* [EXCERPTED RECORDS]:

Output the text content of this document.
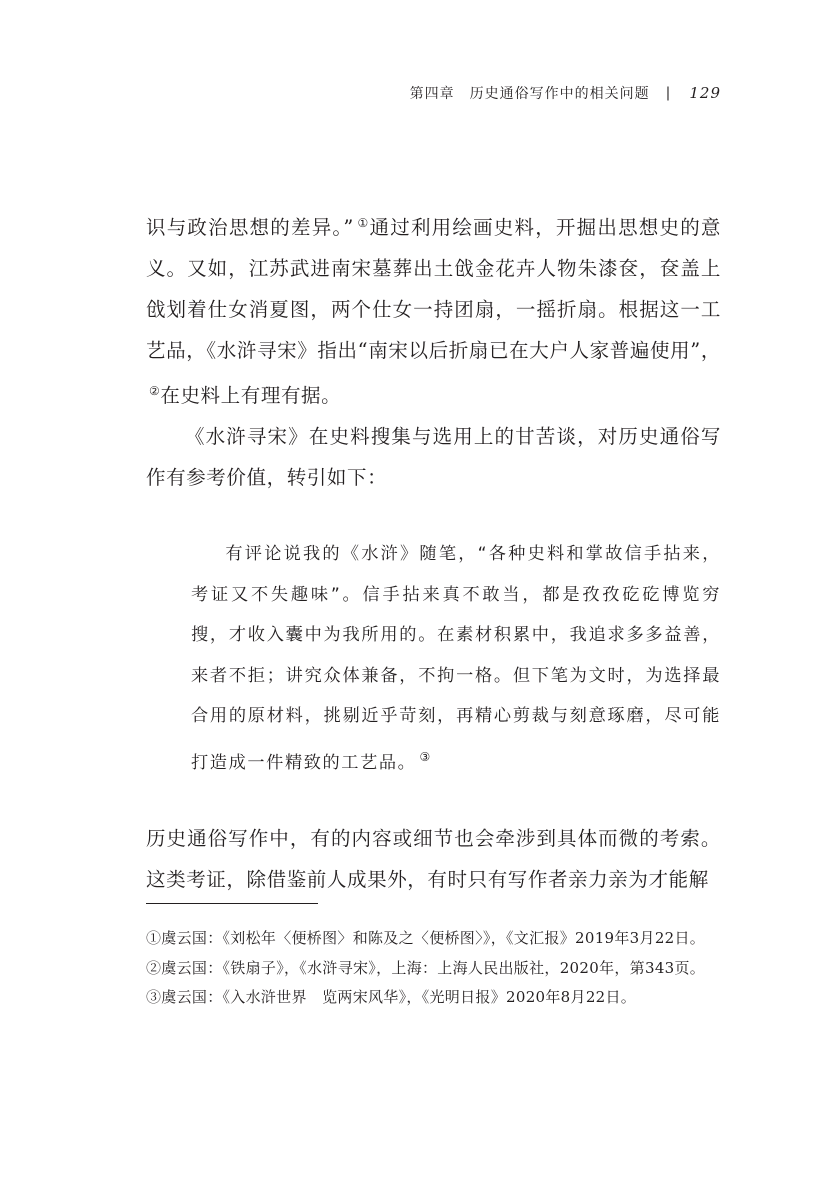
第四章　历史通俗写作中的相关问题 | 129

识与政治思想的差异。” ①通过利用绘画史料，开掘出思想史的意义。又如，江苏武进南宋墓葬出土戗金花卉人物朱漆奁，奁盖上戗划着仕女消夏图，两个仕女一持团扇，一摇折扇。根据这一工艺品，《水浒寻宋》指出“南宋以后折扇已在大户人家普遍使用”，②在史料上有理有据。

《水浒寻宋》在史料搜集与选用上的甘苦谈，对历史通俗写作有参考价值，转引如下：

有评论说我的《水浒》随笔，“各种史料和掌故信手拈来，考证又不失趣味”。信手拈来真不敢当，都是孜孜矻矻博览穷搜，才收入囊中为我所用的。在素材积累中，我追求多多益善，来者不拒；讲究众体兼备，不拘一格。但下笔为文时，为选择最合用的原材料，挑剔近乎苛刻，再精心剪裁与刻意琢磨，尽可能打造成一件精致的工艺品。 ③

历史通俗写作中，有的内容或细节也会牵涉到具体而微的考索。这类考证，除借鉴前人成果外，有时只有写作者亲力亲为才能解

①虞云国：《刘松年〈便桥图〉和陈及之〈便桥图〉》，《文汇报》2019年3月22日。

②虞云国：《铁扇子》，《水浒寻宋》，上海：上海人民出版社，2020年，第343页。

③虞云国：《入水浒世界　览两宋风华》，《光明日报》2020年8月22日。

* [CHALLENGE]:
Write out the full set of lines verbatim, without the pictures.

* [ANSWER IN FULL]:
Output the text content of this document.
第四章　历史通俗写作中的相关问题 | 129

识与政治思想的差异。” ①通过利用绘画史料，开掘出思想史的意义。又如，江苏武进南宋墓葬出土戗金花卉人物朱漆奁，奁盖上戗划着仕女消夏图，两个仕女一持团扇，一摇折扇。根据这一工艺品，《水浒寻宋》指出“南宋以后折扇已在大户人家普遍使用”，②在史料上有理有据。

《水浒寻宋》在史料搜集与选用上的甘苦谈，对历史通俗写作有参考价值，转引如下：

有评论说我的《水浒》随笔，“各种史料和掌故信手拈来，考证又不失趣味”。信手拈来真不敢当，都是孜孜矻矻博览穷搜，才收入囊中为我所用的。在素材积累中，我追求多多益善，来者不拒；讲究众体兼备，不拘一格。但下笔为文时，为选择最合用的原材料，挑剔近乎苛刻，再精心剪裁与刻意琢磨，尽可能打造成一件精致的工艺品。 ③

历史通俗写作中，有的内容或细节也会牵涉到具体而微的考索。这类考证，除借鉴前人成果外，有时只有写作者亲力亲为才能解

①虞云国：《刘松年〈便桥图〉和陈及之〈便桥图〉》，《文汇报》2019年3月22日。

②虞云国：《铁扇子》，《水浒寻宋》，上海：上海人民出版社，2020年，第343页。

③虞云国：《入水浒世界　览两宋风华》，《光明日报》2020年8月22日。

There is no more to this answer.